··· Trecho do documento

6.1. PERFIL DOS ENTREVISTADOS

O ex-diretor da EMEF Presidente Campos Salles, que exercia, na ocasião da


entrevista, a função de diretor da Diretoria Regional de Ensino do Ipiranga – DRE/Ipiranga,
professor Braz, nasceu na roça e seu pai um era sem-terra. Estudou em uma escola rural e
precisava percorrer vários quilômetros, a pé, para ir e voltar de sua casa até essa escola. E,
como nesse local só havia turma até o 3º ano, ele teve de ir estudar em Auriflama, cidade no
Noroeste do Estado de São Paulo, localidade em que morava um tio seu e onde completou os
estudos primários e permaneceu até o meio do 3º ano do Ensino Médio.
Nesse período, morou em sete casas diferentes e, de uma delas, foi mandado embora.

······

### Exercício proposto 1
Reproduza sem alterações as linhas da listagem, começando pela primeira e indo até a linha que contém "375, 477, 424]", inclusive.

··· Dados apresentados

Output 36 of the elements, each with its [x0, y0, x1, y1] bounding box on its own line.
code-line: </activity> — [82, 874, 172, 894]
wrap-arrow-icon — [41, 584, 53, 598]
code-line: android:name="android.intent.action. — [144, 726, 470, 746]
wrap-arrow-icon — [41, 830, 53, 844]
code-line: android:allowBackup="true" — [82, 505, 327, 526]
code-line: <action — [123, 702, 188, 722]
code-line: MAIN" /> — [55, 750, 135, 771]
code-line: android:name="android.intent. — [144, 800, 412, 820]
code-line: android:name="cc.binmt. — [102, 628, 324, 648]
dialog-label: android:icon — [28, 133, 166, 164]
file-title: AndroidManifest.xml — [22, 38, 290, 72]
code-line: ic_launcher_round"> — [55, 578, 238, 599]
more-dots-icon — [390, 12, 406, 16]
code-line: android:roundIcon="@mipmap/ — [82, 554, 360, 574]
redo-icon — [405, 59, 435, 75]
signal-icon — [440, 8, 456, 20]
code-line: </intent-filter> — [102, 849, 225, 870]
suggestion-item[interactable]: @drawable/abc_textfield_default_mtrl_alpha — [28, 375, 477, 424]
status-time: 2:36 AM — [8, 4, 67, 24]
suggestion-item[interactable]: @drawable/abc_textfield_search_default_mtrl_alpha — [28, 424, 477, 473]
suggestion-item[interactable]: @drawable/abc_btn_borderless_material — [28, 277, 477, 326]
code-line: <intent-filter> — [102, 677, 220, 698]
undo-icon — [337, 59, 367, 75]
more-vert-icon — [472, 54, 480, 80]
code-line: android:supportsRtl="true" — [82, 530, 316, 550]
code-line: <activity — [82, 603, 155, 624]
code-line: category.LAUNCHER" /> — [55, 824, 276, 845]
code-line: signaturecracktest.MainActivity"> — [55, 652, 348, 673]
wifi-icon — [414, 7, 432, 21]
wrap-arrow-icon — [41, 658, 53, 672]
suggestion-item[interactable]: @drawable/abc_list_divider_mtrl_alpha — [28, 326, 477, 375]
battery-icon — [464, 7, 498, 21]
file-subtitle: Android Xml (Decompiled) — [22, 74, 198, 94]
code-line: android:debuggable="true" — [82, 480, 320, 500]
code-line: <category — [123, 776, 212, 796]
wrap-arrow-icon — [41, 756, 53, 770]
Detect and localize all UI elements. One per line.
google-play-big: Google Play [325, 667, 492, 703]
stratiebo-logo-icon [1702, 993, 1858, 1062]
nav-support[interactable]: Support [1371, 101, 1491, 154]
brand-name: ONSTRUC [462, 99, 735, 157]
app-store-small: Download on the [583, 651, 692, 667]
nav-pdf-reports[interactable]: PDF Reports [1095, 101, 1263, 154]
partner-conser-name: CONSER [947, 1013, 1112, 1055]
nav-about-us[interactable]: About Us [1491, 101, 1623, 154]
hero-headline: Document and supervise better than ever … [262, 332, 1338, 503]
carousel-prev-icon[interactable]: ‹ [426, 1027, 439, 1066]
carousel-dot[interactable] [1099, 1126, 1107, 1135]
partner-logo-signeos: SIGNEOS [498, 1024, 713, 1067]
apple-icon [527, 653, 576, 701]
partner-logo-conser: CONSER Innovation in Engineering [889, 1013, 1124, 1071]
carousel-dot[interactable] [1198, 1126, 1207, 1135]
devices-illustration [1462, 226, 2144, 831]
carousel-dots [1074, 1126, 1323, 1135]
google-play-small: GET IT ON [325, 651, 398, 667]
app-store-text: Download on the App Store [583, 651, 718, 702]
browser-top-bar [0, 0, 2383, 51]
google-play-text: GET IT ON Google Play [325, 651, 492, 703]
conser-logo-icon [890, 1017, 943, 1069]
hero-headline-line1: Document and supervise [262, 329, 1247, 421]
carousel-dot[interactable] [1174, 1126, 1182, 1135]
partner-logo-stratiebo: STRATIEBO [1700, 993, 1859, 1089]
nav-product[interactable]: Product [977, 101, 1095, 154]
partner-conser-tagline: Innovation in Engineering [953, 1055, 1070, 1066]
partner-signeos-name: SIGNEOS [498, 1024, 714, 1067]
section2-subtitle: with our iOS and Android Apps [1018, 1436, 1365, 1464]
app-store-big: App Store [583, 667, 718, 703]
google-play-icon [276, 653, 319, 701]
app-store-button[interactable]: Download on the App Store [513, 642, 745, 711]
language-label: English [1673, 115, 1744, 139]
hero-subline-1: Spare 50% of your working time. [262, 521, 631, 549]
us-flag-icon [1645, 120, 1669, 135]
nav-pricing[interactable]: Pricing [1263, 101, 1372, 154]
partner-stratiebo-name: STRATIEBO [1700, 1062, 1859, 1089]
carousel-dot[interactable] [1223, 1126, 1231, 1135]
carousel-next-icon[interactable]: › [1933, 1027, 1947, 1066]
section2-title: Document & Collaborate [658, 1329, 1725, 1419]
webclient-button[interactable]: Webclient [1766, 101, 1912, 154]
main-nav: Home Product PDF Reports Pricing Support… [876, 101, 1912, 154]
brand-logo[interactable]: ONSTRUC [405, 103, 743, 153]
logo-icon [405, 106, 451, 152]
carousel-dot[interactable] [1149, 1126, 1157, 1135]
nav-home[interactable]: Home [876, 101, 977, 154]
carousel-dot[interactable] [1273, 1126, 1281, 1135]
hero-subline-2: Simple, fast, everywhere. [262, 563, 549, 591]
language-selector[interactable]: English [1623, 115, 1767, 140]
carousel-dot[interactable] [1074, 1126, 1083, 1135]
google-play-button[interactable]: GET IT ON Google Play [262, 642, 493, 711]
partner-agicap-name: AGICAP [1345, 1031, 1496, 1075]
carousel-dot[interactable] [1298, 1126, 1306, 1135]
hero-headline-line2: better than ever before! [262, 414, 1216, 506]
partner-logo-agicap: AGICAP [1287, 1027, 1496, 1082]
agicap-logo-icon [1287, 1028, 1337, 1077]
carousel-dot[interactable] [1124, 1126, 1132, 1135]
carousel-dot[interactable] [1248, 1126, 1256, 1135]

······

### Exercício proposto 2
Segundo o trecho do documento, em que cidade o professor Braz completou os estudos primários?

### Resposta completa 1
Output 36 of the elements, each with its [x0, y0, x1, y1] bounding box on its own line.
code-line: </activity> — [82, 874, 172, 894]
wrap-arrow-icon — [41, 584, 53, 598]
code-line: android:name="android.intent.action. — [144, 726, 470, 746]
wrap-arrow-icon — [41, 830, 53, 844]
code-line: android:allowBackup="true" — [82, 505, 327, 526]
code-line: <action — [123, 702, 188, 722]
code-line: MAIN" /> — [55, 750, 135, 771]
code-line: android:name="android.intent. — [144, 800, 412, 820]
code-line: android:name="cc.binmt. — [102, 628, 324, 648]
dialog-label: android:icon — [28, 133, 166, 164]
file-title: AndroidManifest.xml — [22, 38, 290, 72]
code-line: ic_launcher_round"> — [55, 578, 238, 599]
more-dots-icon — [390, 12, 406, 16]
code-line: android:roundIcon="@mipmap/ — [82, 554, 360, 574]
redo-icon — [405, 59, 435, 75]
signal-icon — [440, 8, 456, 20]
code-line: </intent-filter> — [102, 849, 225, 870]
suggestion-item[interactable]: @drawable/abc_textfield_default_mtrl_alpha — [28, 375, 477, 424]

### Resposta completa 2
Em Auriflama, cidade no Noroeste do Estado de São Paulo.